+++ Data provided

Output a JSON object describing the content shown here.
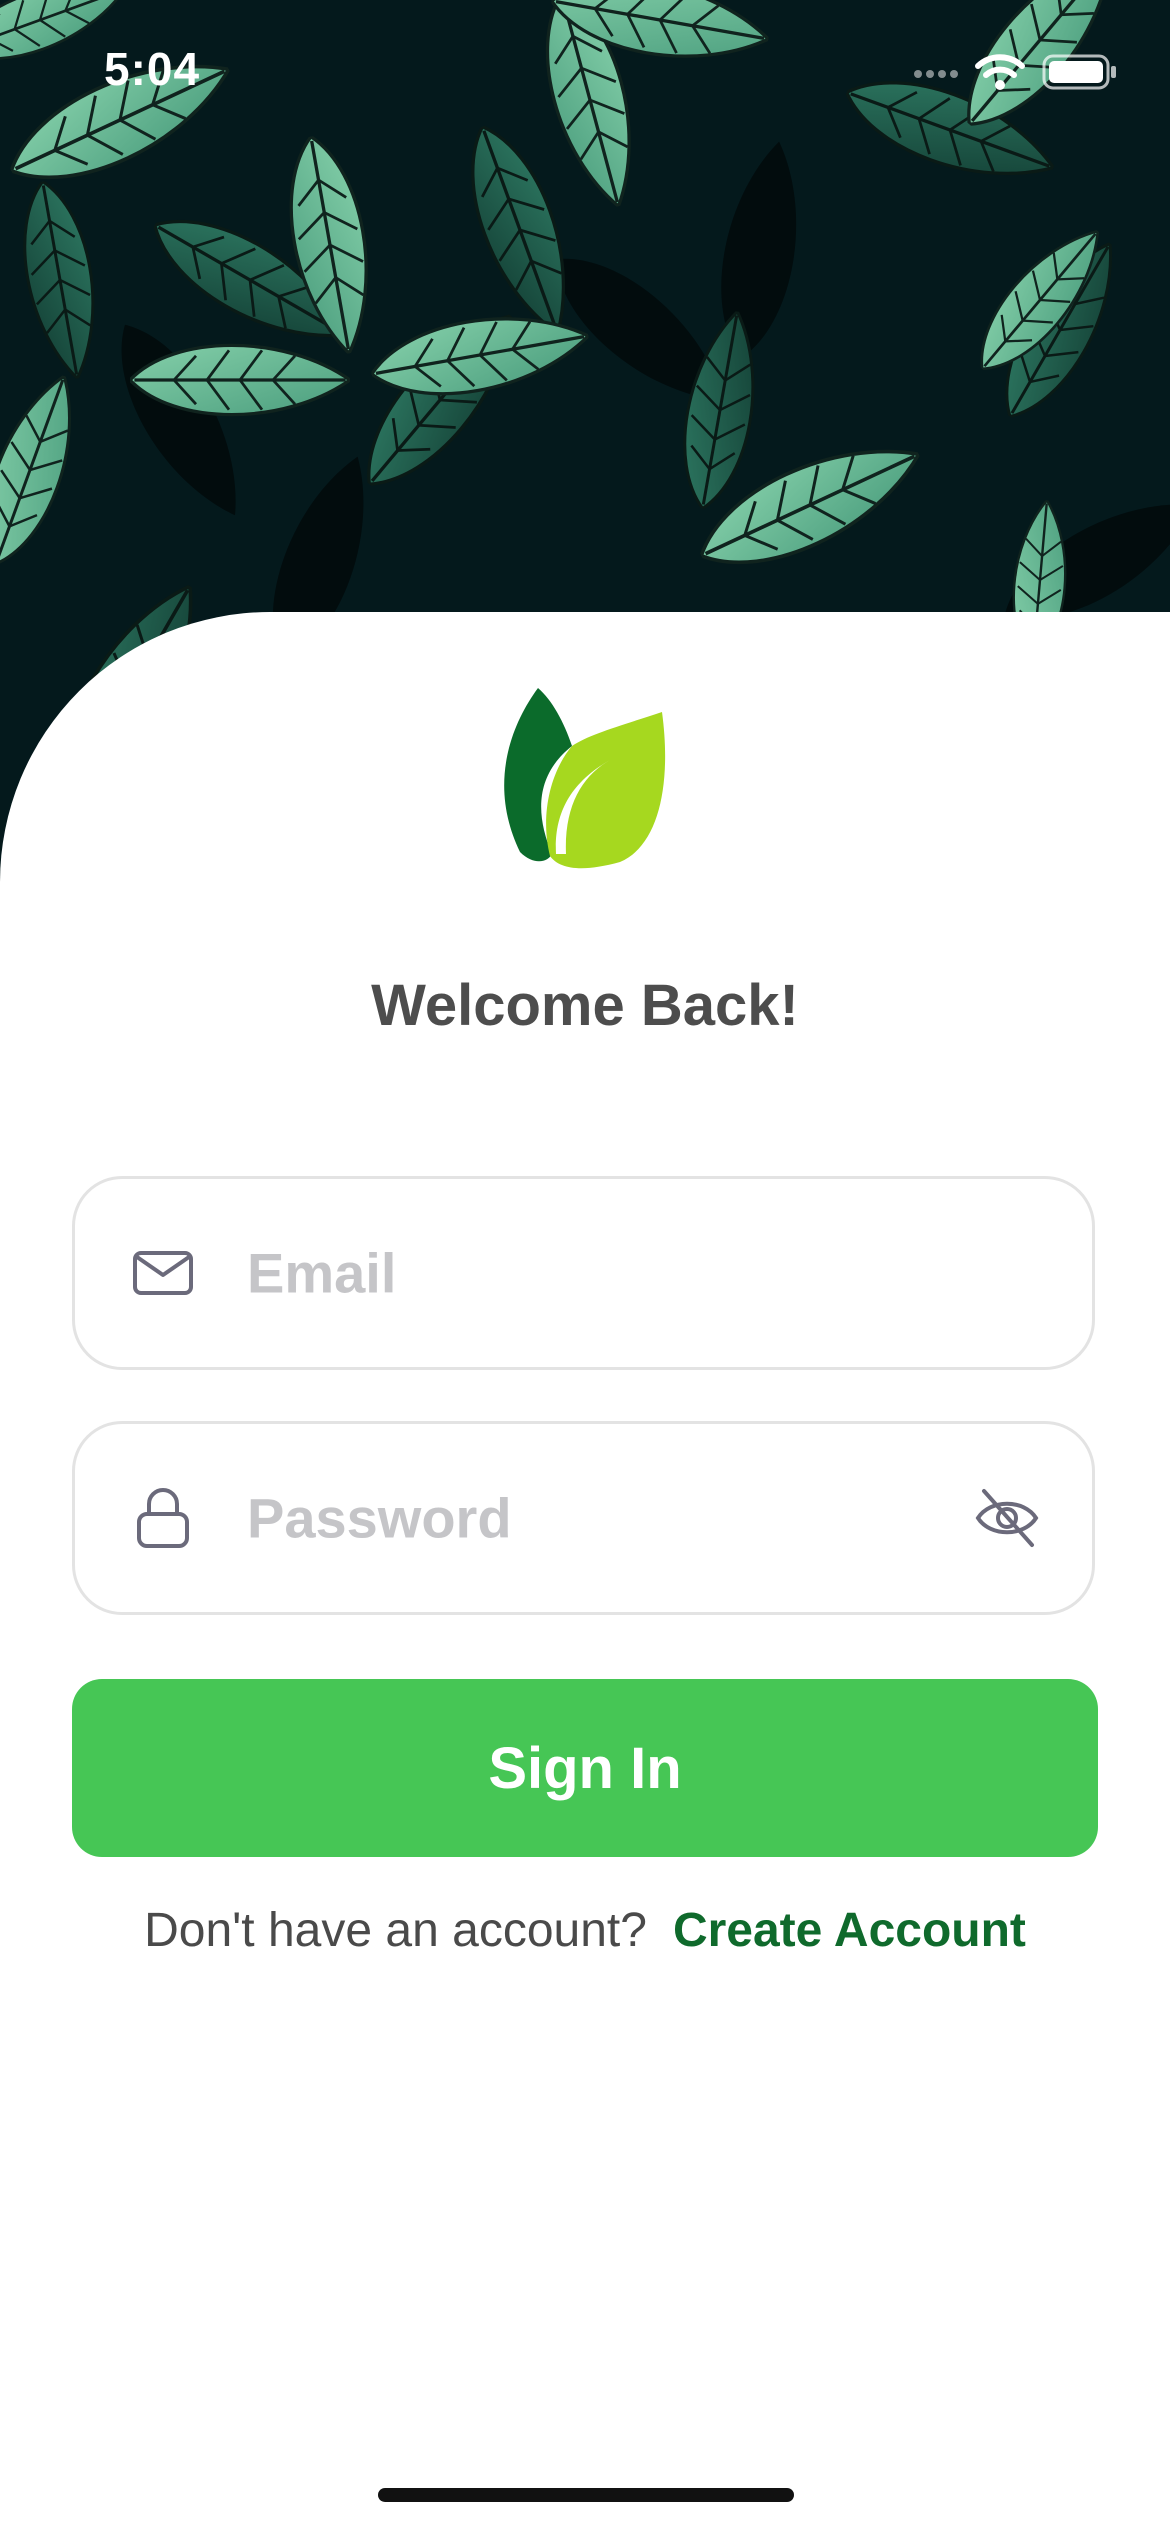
{
  "status_bar": {
    "time": "5:04"
  },
  "auth": {
    "title": "Welcome Back!",
    "email_placeholder": "Email",
    "password_placeholder": "Password",
    "sign_in_label": "Sign In",
    "account_question": "Don't have an account?",
    "create_account_label": "Create Account"
  },
  "icons": {
    "email": "envelope-icon",
    "password": "lock-icon",
    "visibility": "eye-slash-icon",
    "logo": "leaf-logo"
  },
  "colors": {
    "hero_background": "#04191c",
    "leaf_light": "#6fbf96",
    "leaf_dark": "#1f5c4a",
    "primary_button": "#46c655",
    "link": "#0f6a2c",
    "logo_dark_green": "#0b6b2b",
    "logo_lime": "#a6d81f",
    "field_border": "#e3e3e3",
    "placeholder": "#c5c5c8"
  }
}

++++++

• Exercise prompt:
Repeat the entries exactly and keep the pictures out of the copy.

• Task solution:
Output a JSON object describing the content shown here.
{
  "status_bar": {
    "time": "5:04"
  },
  "auth": {
    "title": "Welcome Back!",
    "email_placeholder": "Email",
    "password_placeholder": "Password",
    "sign_in_label": "Sign In",
    "account_question": "Don't have an account?",
    "create_account_label": "Create Account"
  },
  "icons": {
    "email": "envelope-icon",
    "password": "lock-icon",
    "visibility": "eye-slash-icon",
    "logo": "leaf-logo"
  },
  "colors": {
    "hero_background": "#04191c",
    "leaf_light": "#6fbf96",
    "leaf_dark": "#1f5c4a",
    "primary_button": "#46c655",
    "link": "#0f6a2c",
    "logo_dark_green": "#0b6b2b",
    "logo_lime": "#a6d81f",
    "field_border": "#e3e3e3",
    "placeholder": "#c5c5c8"
  }
}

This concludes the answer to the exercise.